• [SET EXERCISE] Leave out the pictures and return every entry exactly as it appears.

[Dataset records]

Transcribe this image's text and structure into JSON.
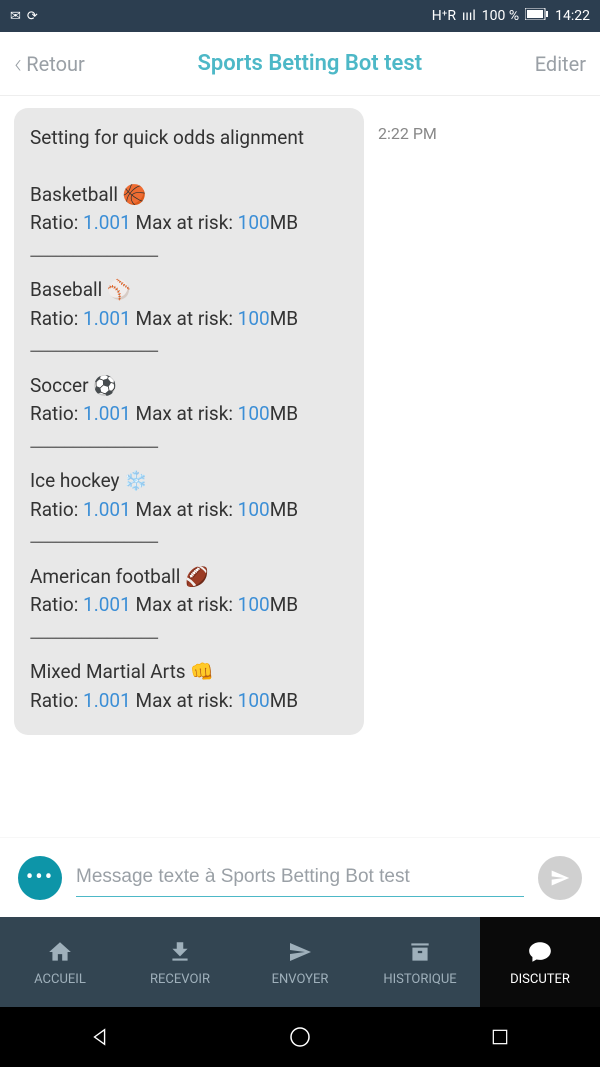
{
  "status": {
    "network": "H⁺R",
    "signal": "ıııl",
    "battery_pct": "100 %",
    "time": "14:22"
  },
  "header": {
    "back_label": "Retour",
    "title": "Sports Betting Bot test",
    "edit_label": "Editer"
  },
  "message": {
    "title": "Setting for quick odds alignment",
    "timestamp": "2:22 PM",
    "sports": [
      {
        "name": "Basketball 🏀",
        "ratio_label": "Ratio:",
        "ratio": "1.001",
        "max_label": "Max at risk:",
        "max": "100",
        "unit": "MB"
      },
      {
        "name": "Baseball ⚾",
        "ratio_label": "Ratio:",
        "ratio": "1.001",
        "max_label": "Max at risk:",
        "max": "100",
        "unit": "MB"
      },
      {
        "name": "Soccer ⚽",
        "ratio_label": "Ratio:",
        "ratio": "1.001",
        "max_label": "Max at risk:",
        "max": "100",
        "unit": "MB"
      },
      {
        "name": "Ice hockey ❄️",
        "ratio_label": "Ratio:",
        "ratio": "1.001",
        "max_label": "Max at risk:",
        "max": "100",
        "unit": "MB"
      },
      {
        "name": "American football 🏈",
        "ratio_label": "Ratio:",
        "ratio": "1.001",
        "max_label": "Max at risk:",
        "max": "100",
        "unit": "MB"
      },
      {
        "name": "Mixed Martial Arts 👊",
        "ratio_label": "Ratio:",
        "ratio": "1.001",
        "max_label": "Max at risk:",
        "max": "100",
        "unit": "MB"
      }
    ],
    "divider": "------------------------------"
  },
  "compose": {
    "placeholder": "Message texte à Sports Betting Bot test",
    "more_dots": "•••"
  },
  "tabs": {
    "home": "ACCUEIL",
    "receive": "RECEVOIR",
    "send": "ENVOYER",
    "history": "HISTORIQUE",
    "chat": "DISCUTER"
  }
}
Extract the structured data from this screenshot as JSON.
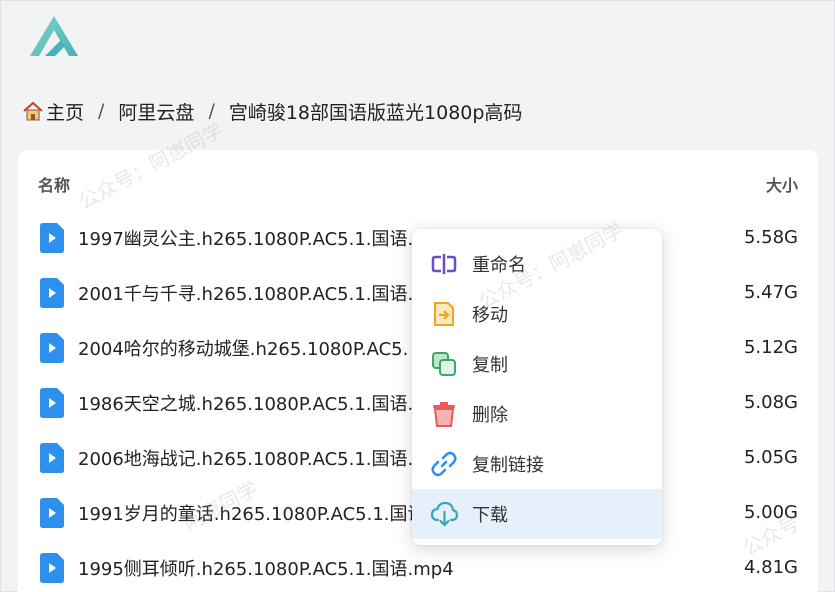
{
  "breadcrumb": {
    "home": "主页",
    "separator": "/",
    "drive": "阿里云盘",
    "folder": "宫崎骏18部国语版蓝光1080p高码"
  },
  "table": {
    "header_name": "名称",
    "header_size": "大小",
    "rows": [
      {
        "name": "1997幽灵公主.h265.1080P.AC5.1.国语.",
        "size": "5.58G"
      },
      {
        "name": "2001千与千寻.h265.1080P.AC5.1.国语.",
        "size": "5.47G"
      },
      {
        "name": "2004哈尔的移动城堡.h265.1080P.AC5.",
        "size": "5.12G"
      },
      {
        "name": "1986天空之城.h265.1080P.AC5.1.国语.",
        "size": "5.08G"
      },
      {
        "name": "2006地海战记.h265.1080P.AC5.1.国语.",
        "size": "5.05G"
      },
      {
        "name": "1991岁月的童话.h265.1080P.AC5.1.国语",
        "size": "5.00G"
      },
      {
        "name": "1995侧耳倾听.h265.1080P.AC5.1.国语.mp4",
        "size": "4.81G"
      }
    ]
  },
  "context_menu": {
    "items": [
      {
        "label": "重命名",
        "icon": "rename-icon"
      },
      {
        "label": "移动",
        "icon": "move-icon"
      },
      {
        "label": "复制",
        "icon": "copy-icon"
      },
      {
        "label": "删除",
        "icon": "trash-icon"
      },
      {
        "label": "复制链接",
        "icon": "link-icon"
      },
      {
        "label": "下载",
        "icon": "cloud-download-icon"
      }
    ],
    "highlighted": "下载"
  },
  "watermark": {
    "text": "公众号：阿崽同学",
    "visible_fragments": [
      "公众号：阿崽同学",
      "公众号：阿崽同学",
      "阿崽同学",
      "公众号"
    ]
  },
  "colors": {
    "background": "#f2f3f5",
    "file_icon": "#2f8fed",
    "menu_highlight": "#e5f0fb",
    "logo_teal": "#5fc3b7"
  }
}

• [COMPLETE RESPONSE]
Transcribe this image's text and structure into JSON.
{
  "status": {
    "network": "H⁺R",
    "signal": "ıııl",
    "battery_pct": "100 %",
    "time": "14:22"
  },
  "header": {
    "back_label": "Retour",
    "title": "Sports Betting Bot test",
    "edit_label": "Editer"
  },
  "message": {
    "title": "Setting for quick odds alignment",
    "timestamp": "2:22 PM",
    "sports": [
      {
        "name": "Basketball 🏀",
        "ratio_label": "Ratio:",
        "ratio": "1.001",
        "max_label": "Max at risk:",
        "max": "100",
        "unit": "MB"
      },
      {
        "name": "Baseball ⚾",
        "ratio_label": "Ratio:",
        "ratio": "1.001",
        "max_label": "Max at risk:",
        "max": "100",
        "unit": "MB"
      },
      {
        "name": "Soccer ⚽",
        "ratio_label": "Ratio:",
        "ratio": "1.001",
        "max_label": "Max at risk:",
        "max": "100",
        "unit": "MB"
      },
      {
        "name": "Ice hockey ❄️",
        "ratio_label": "Ratio:",
        "ratio": "1.001",
        "max_label": "Max at risk:",
        "max": "100",
        "unit": "MB"
      },
      {
        "name": "American football 🏈",
        "ratio_label": "Ratio:",
        "ratio": "1.001",
        "max_label": "Max at risk:",
        "max": "100",
        "unit": "MB"
      },
      {
        "name": "Mixed Martial Arts 👊",
        "ratio_label": "Ratio:",
        "ratio": "1.001",
        "max_label": "Max at risk:",
        "max": "100",
        "unit": "MB"
      }
    ],
    "divider": "------------------------------"
  },
  "compose": {
    "placeholder": "Message texte à Sports Betting Bot test",
    "more_dots": "•••"
  },
  "tabs": {
    "home": "ACCUEIL",
    "receive": "RECEVOIR",
    "send": "ENVOYER",
    "history": "HISTORIQUE",
    "chat": "DISCUTER"
  }
}
Extract the structured data from this screenshot as JSON.
{
  "breadcrumb": {
    "home": "主页",
    "separator": "/",
    "drive": "阿里云盘",
    "folder": "宫崎骏18部国语版蓝光1080p高码"
  },
  "table": {
    "header_name": "名称",
    "header_size": "大小",
    "rows": [
      {
        "name": "1997幽灵公主.h265.1080P.AC5.1.国语.",
        "size": "5.58G"
      },
      {
        "name": "2001千与千寻.h265.1080P.AC5.1.国语.",
        "size": "5.47G"
      },
      {
        "name": "2004哈尔的移动城堡.h265.1080P.AC5.",
        "size": "5.12G"
      },
      {
        "name": "1986天空之城.h265.1080P.AC5.1.国语.",
        "size": "5.08G"
      },
      {
        "name": "2006地海战记.h265.1080P.AC5.1.国语.",
        "size": "5.05G"
      },
      {
        "name": "1991岁月的童话.h265.1080P.AC5.1.国语",
        "size": "5.00G"
      },
      {
        "name": "1995侧耳倾听.h265.1080P.AC5.1.国语.mp4",
        "size": "4.81G"
      }
    ]
  },
  "context_menu": {
    "items": [
      {
        "label": "重命名",
        "icon": "rename-icon"
      },
      {
        "label": "移动",
        "icon": "move-icon"
      },
      {
        "label": "复制",
        "icon": "copy-icon"
      },
      {
        "label": "删除",
        "icon": "trash-icon"
      },
      {
        "label": "复制链接",
        "icon": "link-icon"
      },
      {
        "label": "下载",
        "icon": "cloud-download-icon"
      }
    ],
    "highlighted": "下载"
  },
  "watermark": {
    "text": "公众号：阿崽同学",
    "visible_fragments": [
      "公众号：阿崽同学",
      "公众号：阿崽同学",
      "阿崽同学",
      "公众号"
    ]
  },
  "colors": {
    "background": "#f2f3f5",
    "file_icon": "#2f8fed",
    "menu_highlight": "#e5f0fb",
    "logo_teal": "#5fc3b7"
  }
}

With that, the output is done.